Excerpt:
** START **
Tiny Qatar is now riding to the rescue with a project to build the world's biggest plant for capturing and processing helium that would otherwise be wasted.

Its existing and proposed helium projects received a fillip last week when Abdullah al Attiyah, the deputy prime minister and energy minister of the emirate, said they were an integral part of Qatar's economic vision and its plans to wring more value from its gas reserves.

Qatar is already the world's leading exporter of liquefied natural gas (LNG) and last week celebrated reaching its target of 77 million tonnes of annual output capacity. Building directly on that achievement, by 2013 it could also become the second-biggest international exporter of helium after the US.

"Helium is rarely found in quantities large enough to justify economic extraction," Mr al Attiyah said recently. "Since 2000, world demand for helium has increased by about 20 per cent. The bulk of this increase can be met from Qatar's North Field for many years."

The North Field is the emirate's name for the vast offshore gasfield it shares with Iran, which calls the deposit South Pars. By whichever label, it is the world's biggest gasfield and one of the planet's biggest sources of helium, a component of raw natural gas.

In September, Qatar awarded a contract to the French company Air Liquide to build the world's largest helium refining plant at Ras Laffan, the emirate's flagship gas-based industrial city. The new processing plant would liquefy and purify a stream of non-fuel gas that is rich in helium recovered from Qatar's big LNG production plants.

The US$500 million (Dh1.89 billion) Qatar 2 Helium project, a venture between the state-owned Qatar Petroleum (QP) and international partners such as ExxonMobil and Royal Dutch Shell, is expected to start up in just over two years. The plant will be managed and operated by RasGas, one of QP's two LNG subsidiaries.
** END **
Complete the following:
1) Retype the passage of the Qatar helium excerpt between "The US$500 million" and "two LNG subsidiaries.", inclusive.
2) List every company named in the Qatar helium excerpt.

Information shown:
** START **
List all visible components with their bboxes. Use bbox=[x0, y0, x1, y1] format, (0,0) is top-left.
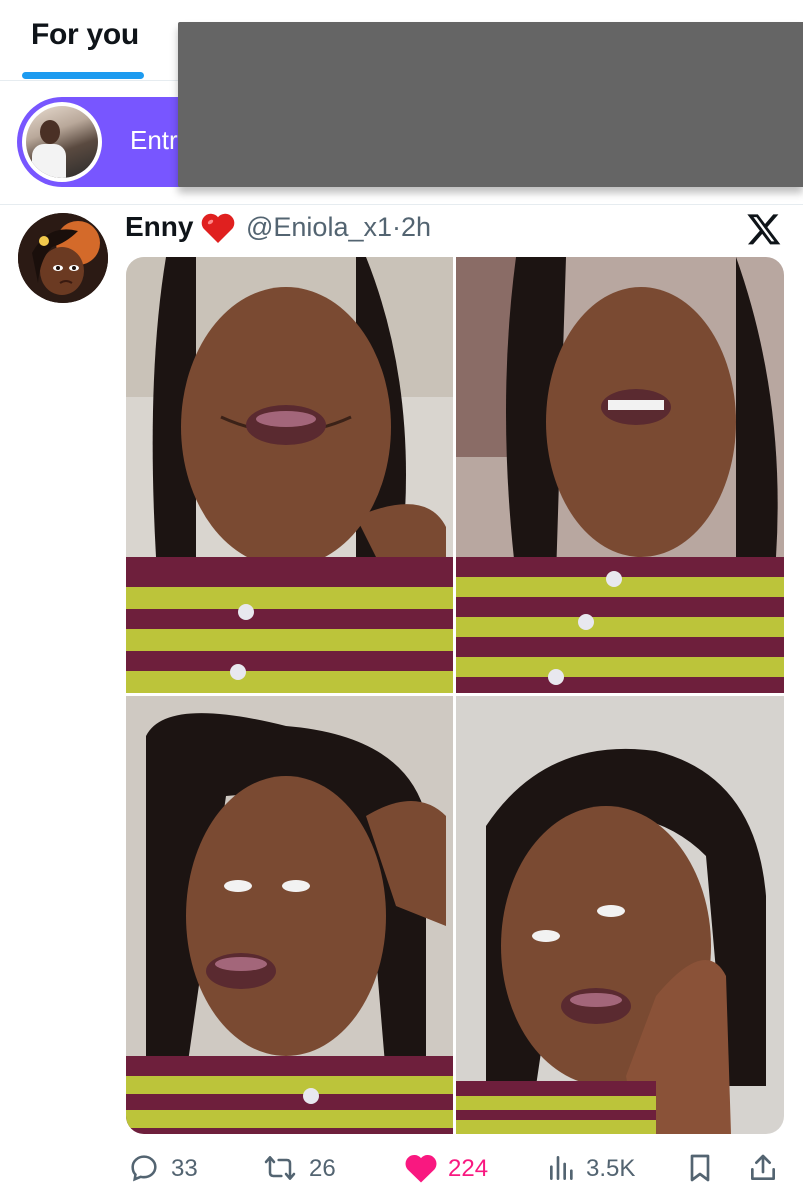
** END **
Solutions for each task:
1)
The US$500 million (Dh1.89 billion) Qatar 2 Helium project, a venture between the state-owned Qatar Petroleum (QP) and international partners such as ExxonMobil and Royal Dutch Shell, is expected to start up in just over two years. The plant will be managed and operated by RasGas, one of QP's two LNG subsidiaries.

2)
Air Liquide
Qatar Petroleum
ExxonMobil
Royal Dutch Shell
RasGas